▶ [REQUIRED TASK]: Collect each line holding the string "color".

################

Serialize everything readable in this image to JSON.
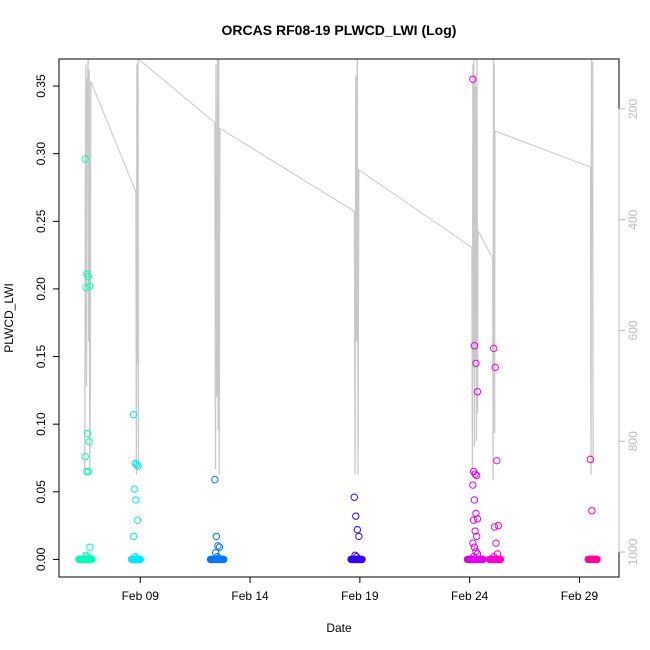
{
  "chart_data": {
    "type": "scatter",
    "title": "ORCAS RF08-19 PLWCD_LWI (Log)",
    "xlabel": "Date",
    "ylabel": "PLWCD_LWI",
    "x_unit": "day of February 2016",
    "xlim": [
      5.3,
      30.8
    ],
    "ylim": [
      -0.013,
      0.37
    ],
    "x_ticks": [
      {
        "value": 9,
        "label": "Feb 09"
      },
      {
        "value": 14,
        "label": "Feb 14"
      },
      {
        "value": 19,
        "label": "Feb 19"
      },
      {
        "value": 24,
        "label": "Feb 24"
      },
      {
        "value": 29,
        "label": "Feb 29"
      }
    ],
    "y_ticks": [
      {
        "value": 0.0,
        "label": "0.00"
      },
      {
        "value": 0.05,
        "label": "0.05"
      },
      {
        "value": 0.1,
        "label": "0.10"
      },
      {
        "value": 0.15,
        "label": "0.15"
      },
      {
        "value": 0.2,
        "label": "0.20"
      },
      {
        "value": 0.25,
        "label": "0.25"
      },
      {
        "value": 0.3,
        "label": "0.30"
      },
      {
        "value": 0.35,
        "label": "0.35"
      }
    ],
    "right_axis": {
      "ylim": [
        1045,
        110
      ],
      "ticks": [
        {
          "value": 200,
          "label": "200"
        },
        {
          "value": 400,
          "label": "400"
        },
        {
          "value": 600,
          "label": "600"
        },
        {
          "value": 800,
          "label": "800"
        },
        {
          "value": 1000,
          "label": "1000"
        }
      ],
      "color": "#bbbbbb"
    },
    "grid": false,
    "legend": "none",
    "pressure_trace": {
      "color": "#c8c8c8",
      "flights": [
        {
          "x0": 6.45,
          "x1": 6.75,
          "seq": [
            835,
            850,
            300,
            120,
            700,
            145,
            250,
            100,
            620,
            130,
            860,
            690,
            150
          ]
        },
        {
          "x0": 8.8,
          "x1": 8.92,
          "seq": [
            350,
            860,
            120,
            660,
            100,
            845
          ]
        },
        {
          "x0": 12.4,
          "x1": 12.62,
          "seq": [
            225,
            850,
            120,
            720,
            690,
            100,
            780,
            105,
            860,
            235
          ]
        },
        {
          "x0": 18.75,
          "x1": 18.95,
          "seq": [
            385,
            860,
            140,
            620,
            100,
            860,
            310
          ]
        },
        {
          "x0": 24.1,
          "x1": 24.38,
          "seq": [
            450,
            860,
            120,
            670,
            100,
            810,
            140,
            650,
            160,
            800,
            110,
            750,
            420
          ]
        },
        {
          "x0": 25.05,
          "x1": 25.15,
          "seq": [
            470,
            870,
            110,
            210,
            120,
            785,
            240
          ]
        },
        {
          "x0": 29.5,
          "x1": 29.62,
          "seq": [
            305,
            860,
            110,
            450,
            115,
            840
          ]
        }
      ],
      "ferry_lines": [
        [
          6.75,
          150,
          8.8,
          350
        ],
        [
          8.92,
          110,
          12.4,
          225
        ],
        [
          12.62,
          235,
          18.75,
          385
        ],
        [
          18.95,
          310,
          24.1,
          450
        ],
        [
          24.38,
          420,
          25.05,
          470
        ],
        [
          25.15,
          240,
          29.5,
          305
        ]
      ]
    },
    "series": [
      {
        "color": "#00ffbb",
        "x": 6.6,
        "y_zero_range": [
          6.2,
          6.8
        ],
        "y": [
          0.296,
          0.211,
          0.209,
          0.202,
          0.201,
          0.093,
          0.087,
          0.076,
          0.065,
          0.065,
          0.009,
          0.003,
          0.002,
          0.001
        ]
      },
      {
        "color": "#00e8ff",
        "x": 8.8,
        "y_zero_range": [
          8.6,
          9.0
        ],
        "y": [
          0.107,
          0.071,
          0.07,
          0.069,
          0.052,
          0.044,
          0.029,
          0.017,
          0.002,
          0.001
        ]
      },
      {
        "color": "#0077ff",
        "x": 12.5,
        "y_zero_range": [
          12.2,
          12.8
        ],
        "y": [
          0.059,
          0.017,
          0.01,
          0.009,
          0.005,
          0.002,
          0.001
        ]
      },
      {
        "color": "#3300ff",
        "x": 18.85,
        "y_zero_range": [
          18.6,
          19.1
        ],
        "y": [
          0.046,
          0.032,
          0.022,
          0.017,
          0.003,
          0.002
        ]
      },
      {
        "color": "#dd00ee",
        "x": 24.25,
        "y_zero_range": [
          23.9,
          24.6
        ],
        "y": [
          0.355,
          0.158,
          0.145,
          0.124,
          0.065,
          0.063,
          0.062,
          0.055,
          0.044,
          0.034,
          0.03,
          0.029,
          0.021,
          0.017,
          0.012,
          0.009,
          0.006,
          0.004,
          0.002
        ]
      },
      {
        "color": "#ff00cc",
        "x": 25.2,
        "y_zero_range": [
          24.9,
          25.4
        ],
        "y": [
          0.156,
          0.142,
          0.073,
          0.025,
          0.024,
          0.012,
          0.004,
          0.002
        ]
      },
      {
        "color": "#ff0099",
        "x": 29.6,
        "y_zero_range": [
          29.4,
          29.8
        ],
        "y": [
          0.074,
          0.036
        ]
      }
    ]
  }
}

################

▶ [EXERCISE OUTPUT]:
      "color": "#bbbbbb"
      "color": "#c8c8c8",
        "color": "#00ffbb",
        "color": "#00e8ff",
        "color": "#0077ff",
        "color": "#3300ff",
        "color": "#dd00ee",
        "color": "#ff00cc",
        "color": "#ff0099",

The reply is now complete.